### Available data

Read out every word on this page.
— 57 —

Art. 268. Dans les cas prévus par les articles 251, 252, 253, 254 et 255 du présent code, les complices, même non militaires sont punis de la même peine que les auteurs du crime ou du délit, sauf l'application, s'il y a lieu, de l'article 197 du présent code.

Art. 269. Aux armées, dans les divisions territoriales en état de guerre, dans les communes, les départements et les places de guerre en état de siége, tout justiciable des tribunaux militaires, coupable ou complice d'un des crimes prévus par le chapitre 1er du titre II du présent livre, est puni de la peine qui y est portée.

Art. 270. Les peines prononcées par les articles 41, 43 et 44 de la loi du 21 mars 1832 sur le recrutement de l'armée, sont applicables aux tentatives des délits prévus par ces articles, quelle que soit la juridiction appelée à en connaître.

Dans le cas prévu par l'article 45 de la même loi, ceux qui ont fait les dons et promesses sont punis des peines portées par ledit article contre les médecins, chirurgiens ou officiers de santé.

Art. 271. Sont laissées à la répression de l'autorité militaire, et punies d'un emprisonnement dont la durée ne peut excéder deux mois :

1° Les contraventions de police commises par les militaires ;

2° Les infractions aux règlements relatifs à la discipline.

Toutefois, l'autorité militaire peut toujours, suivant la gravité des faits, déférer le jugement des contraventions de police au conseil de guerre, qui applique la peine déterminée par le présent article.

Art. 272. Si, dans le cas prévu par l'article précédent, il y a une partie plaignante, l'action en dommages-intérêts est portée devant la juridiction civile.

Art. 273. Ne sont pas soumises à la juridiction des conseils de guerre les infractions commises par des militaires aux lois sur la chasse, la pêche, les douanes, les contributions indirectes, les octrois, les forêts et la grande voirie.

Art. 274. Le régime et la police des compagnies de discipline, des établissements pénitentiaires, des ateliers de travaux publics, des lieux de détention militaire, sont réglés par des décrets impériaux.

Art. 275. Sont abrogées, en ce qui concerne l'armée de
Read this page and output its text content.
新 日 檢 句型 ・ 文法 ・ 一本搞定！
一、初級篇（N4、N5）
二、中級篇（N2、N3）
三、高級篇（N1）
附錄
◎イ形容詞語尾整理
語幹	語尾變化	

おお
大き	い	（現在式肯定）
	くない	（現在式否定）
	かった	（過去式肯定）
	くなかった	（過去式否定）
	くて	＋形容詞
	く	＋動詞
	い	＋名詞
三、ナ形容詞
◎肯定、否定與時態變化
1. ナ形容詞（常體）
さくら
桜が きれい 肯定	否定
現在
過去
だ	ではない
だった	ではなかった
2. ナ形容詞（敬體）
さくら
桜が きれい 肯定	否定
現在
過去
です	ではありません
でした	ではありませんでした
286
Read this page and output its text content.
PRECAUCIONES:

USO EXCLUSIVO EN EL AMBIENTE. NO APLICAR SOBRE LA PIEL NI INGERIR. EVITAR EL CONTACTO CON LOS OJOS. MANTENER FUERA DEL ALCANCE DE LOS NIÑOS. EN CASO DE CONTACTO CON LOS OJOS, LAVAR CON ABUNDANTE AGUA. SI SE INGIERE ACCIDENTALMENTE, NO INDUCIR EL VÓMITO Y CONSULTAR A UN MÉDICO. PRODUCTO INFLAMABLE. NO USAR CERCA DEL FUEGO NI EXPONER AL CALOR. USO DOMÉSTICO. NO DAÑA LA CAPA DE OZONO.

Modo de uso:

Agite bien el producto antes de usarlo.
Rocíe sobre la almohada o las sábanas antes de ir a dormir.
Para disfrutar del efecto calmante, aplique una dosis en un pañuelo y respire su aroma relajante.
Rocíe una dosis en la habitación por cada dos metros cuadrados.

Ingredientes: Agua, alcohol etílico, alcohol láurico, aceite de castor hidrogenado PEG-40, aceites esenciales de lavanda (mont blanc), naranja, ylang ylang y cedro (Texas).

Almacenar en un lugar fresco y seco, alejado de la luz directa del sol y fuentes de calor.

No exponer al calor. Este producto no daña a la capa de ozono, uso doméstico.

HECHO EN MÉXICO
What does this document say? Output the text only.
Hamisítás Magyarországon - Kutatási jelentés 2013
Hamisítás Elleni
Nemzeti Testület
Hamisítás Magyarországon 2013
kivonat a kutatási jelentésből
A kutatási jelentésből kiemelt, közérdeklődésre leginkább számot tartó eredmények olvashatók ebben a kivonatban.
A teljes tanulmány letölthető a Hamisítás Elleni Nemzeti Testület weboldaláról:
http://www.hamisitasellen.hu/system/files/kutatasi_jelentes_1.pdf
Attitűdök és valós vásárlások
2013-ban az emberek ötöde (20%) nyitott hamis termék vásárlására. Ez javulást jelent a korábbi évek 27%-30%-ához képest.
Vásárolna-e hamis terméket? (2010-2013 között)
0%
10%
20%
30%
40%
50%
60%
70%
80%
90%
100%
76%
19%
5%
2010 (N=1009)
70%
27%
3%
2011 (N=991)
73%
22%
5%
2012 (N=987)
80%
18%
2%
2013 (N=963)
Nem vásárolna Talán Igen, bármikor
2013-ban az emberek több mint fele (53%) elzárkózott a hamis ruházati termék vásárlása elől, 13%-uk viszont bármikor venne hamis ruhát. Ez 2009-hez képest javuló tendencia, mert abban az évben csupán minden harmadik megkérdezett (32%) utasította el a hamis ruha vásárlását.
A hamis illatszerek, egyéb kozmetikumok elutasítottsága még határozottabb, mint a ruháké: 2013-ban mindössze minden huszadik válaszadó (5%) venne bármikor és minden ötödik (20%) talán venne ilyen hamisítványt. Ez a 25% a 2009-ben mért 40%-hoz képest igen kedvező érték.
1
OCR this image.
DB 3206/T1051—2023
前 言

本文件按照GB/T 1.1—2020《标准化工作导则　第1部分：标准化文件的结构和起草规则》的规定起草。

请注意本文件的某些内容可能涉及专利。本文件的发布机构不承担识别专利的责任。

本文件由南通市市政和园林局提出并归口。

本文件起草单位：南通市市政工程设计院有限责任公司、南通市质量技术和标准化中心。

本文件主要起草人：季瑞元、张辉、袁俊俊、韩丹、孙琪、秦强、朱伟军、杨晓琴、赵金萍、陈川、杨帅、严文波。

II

### Work to be completed
Copy out the whole listing, exactly as written.

### Complete response
Read out every word on this page.
— 57 —

Art. 268. Dans les cas prévus par les articles 251, 252, 253, 254 et 255 du présent code, les complices, même non militaires sont punis de la même peine que les auteurs du crime ou du délit, sauf l'application, s'il y a lieu, de l'article 197 du présent code.

Art. 269. Aux armées, dans les divisions territoriales en état de guerre, dans les communes, les départements et les places de guerre en état de siége, tout justiciable des tribunaux militaires, coupable ou complice d'un des crimes prévus par le chapitre 1er du titre II du présent livre, est puni de la peine qui y est portée.

Art. 270. Les peines prononcées par les articles 41, 43 et 44 de la loi du 21 mars 1832 sur le recrutement de l'armée, sont applicables aux tentatives des délits prévus par ces articles, quelle que soit la juridiction appelée à en connaître.

Dans le cas prévu par l'article 45 de la même loi, ceux qui ont fait les dons et promesses sont punis des peines portées par ledit article contre les médecins, chirurgiens ou officiers de santé.

Art. 271. Sont laissées à la répression de l'autorité militaire, et punies d'un emprisonnement dont la durée ne peut excéder deux mois :

1° Les contraventions de police commises par les militaires ;

2° Les infractions aux règlements relatifs à la discipline.

Toutefois, l'autorité militaire peut toujours, suivant la gravité des faits, déférer le jugement des contraventions de police au conseil de guerre, qui applique la peine déterminée par le présent article.

Art. 272. Si, dans le cas prévu par l'article précédent, il y a une partie plaignante, l'action en dommages-intérêts est portée devant la juridiction civile.

Art. 273. Ne sont pas soumises à la juridiction des conseils de guerre les infractions commises par des militaires aux lois sur la chasse, la pêche, les douanes, les contributions indirectes, les octrois, les forêts et la grande voirie.

Art. 274. Le régime et la police des compagnies de discipline, des établissements pénitentiaires, des ateliers de travaux publics, des lieux de détention militaire, sont réglés par des décrets impériaux.

Art. 275. Sont abrogées, en ce qui concerne l'armée de
Read this page and output its text content.
新 日 檢 句型 ・ 文法 ・ 一本搞定！
一、初級篇（N4、N5）
二、中級篇（N2、N3）
三、高級篇（N1）
附錄
◎イ形容詞語尾整理
語幹	語尾變化	

おお
大き	い	（現在式肯定）
	くない	（現在式否定）
	かった	（過去式肯定）
	くなかった	（過去式否定）
	くて	＋形容詞
	く	＋動詞
	い	＋名詞
三、ナ形容詞
◎肯定、否定與時態變化
1. ナ形容詞（常體）
さくら
桜が きれい 肯定	否定
現在
過去
だ	ではない
だった	ではなかった
2. ナ形容詞（敬體）
さくら
桜が きれい 肯定	否定
現在
過去
です	ではありません
でした	ではありませんでした
286
Read this page and output its text content.
PRECAUCIONES:

USO EXCLUSIVO EN EL AMBIENTE. NO APLICAR SOBRE LA PIEL NI INGERIR. EVITAR EL CONTACTO CON LOS OJOS. MANTENER FUERA DEL ALCANCE DE LOS NIÑOS. EN CASO DE CONTACTO CON LOS OJOS, LAVAR CON ABUNDANTE AGUA. SI SE INGIERE ACCIDENTALMENTE, NO INDUCIR EL VÓMITO Y CONSULTAR A UN MÉDICO. PRODUCTO INFLAMABLE. NO USAR CERCA DEL FUEGO NI EXPONER AL CALOR. USO DOMÉSTICO. NO DAÑA LA CAPA DE OZONO.

Modo de uso:

Agite bien el producto antes de usarlo.
Rocíe sobre la almohada o las sábanas antes de ir a dormir.
Para disfrutar del efecto calmante, aplique una dosis en un pañuelo y respire su aroma relajante.
Rocíe una dosis en la habitación por cada dos metros cuadrados.

Ingredientes: Agua, alcohol etílico, alcohol láurico, aceite de castor hidrogenado PEG-40, aceites esenciales de lavanda (mont blanc), naranja, ylang ylang y cedro (Texas).

Almacenar en un lugar fresco y seco, alejado de la luz directa del sol y fuentes de calor.

No exponer al calor. Este producto no daña a la capa de ozono, uso doméstico.

HECHO EN MÉXICO
What does this document say? Output the text only.
Hamisítás Magyarországon - Kutatási jelentés 2013
Hamisítás Elleni
Nemzeti Testület
Hamisítás Magyarországon 2013
kivonat a kutatási jelentésből
A kutatási jelentésből kiemelt, közérdeklődésre leginkább számot tartó eredmények olvashatók ebben a kivonatban.
A teljes tanulmány letölthető a Hamisítás Elleni Nemzeti Testület weboldaláról:
http://www.hamisitasellen.hu/system/files/kutatasi_jelentes_1.pdf
Attitűdök és valós vásárlások
2013-ban az emberek ötöde (20%) nyitott hamis termék vásárlására. Ez javulást jelent a korábbi évek 27%-30%-ához képest.
Vásárolna-e hamis terméket? (2010-2013 között)
0%
10%
20%
30%
40%
50%
60%
70%
80%
90%
100%
76%
19%
5%
2010 (N=1009)
70%
27%
3%
2011 (N=991)
73%
22%
5%
2012 (N=987)
80%
18%
2%
2013 (N=963)
Nem vásárolna Talán Igen, bármikor
2013-ban az emberek több mint fele (53%) elzárkózott a hamis ruházati termék vásárlása elől, 13%-uk viszont bármikor venne hamis ruhát. Ez 2009-hez képest javuló tendencia, mert abban az évben csupán minden harmadik megkérdezett (32%) utasította el a hamis ruha vásárlását.
A hamis illatszerek, egyéb kozmetikumok elutasítottsága még határozottabb, mint a ruháké: 2013-ban mindössze minden huszadik válaszadó (5%) venne bármikor és minden ötödik (20%) talán venne ilyen hamisítványt. Ez a 25% a 2009-ben mért 40%-hoz képest igen kedvező érték.
1
OCR this image.
DB 3206/T1051—2023
前 言

本文件按照GB/T 1.1—2020《标准化工作导则　第1部分：标准化文件的结构和起草规则》的规定起草。

请注意本文件的某些内容可能涉及专利。本文件的发布机构不承担识别专利的责任。

本文件由南通市市政和园林局提出并归口。

本文件起草单位：南通市市政工程设计院有限责任公司、南通市质量技术和标准化中心。

本文件主要起草人：季瑞元、张辉、袁俊俊、韩丹、孙琪、秦强、朱伟军、杨晓琴、赵金萍、陈川、杨帅、严文波。

II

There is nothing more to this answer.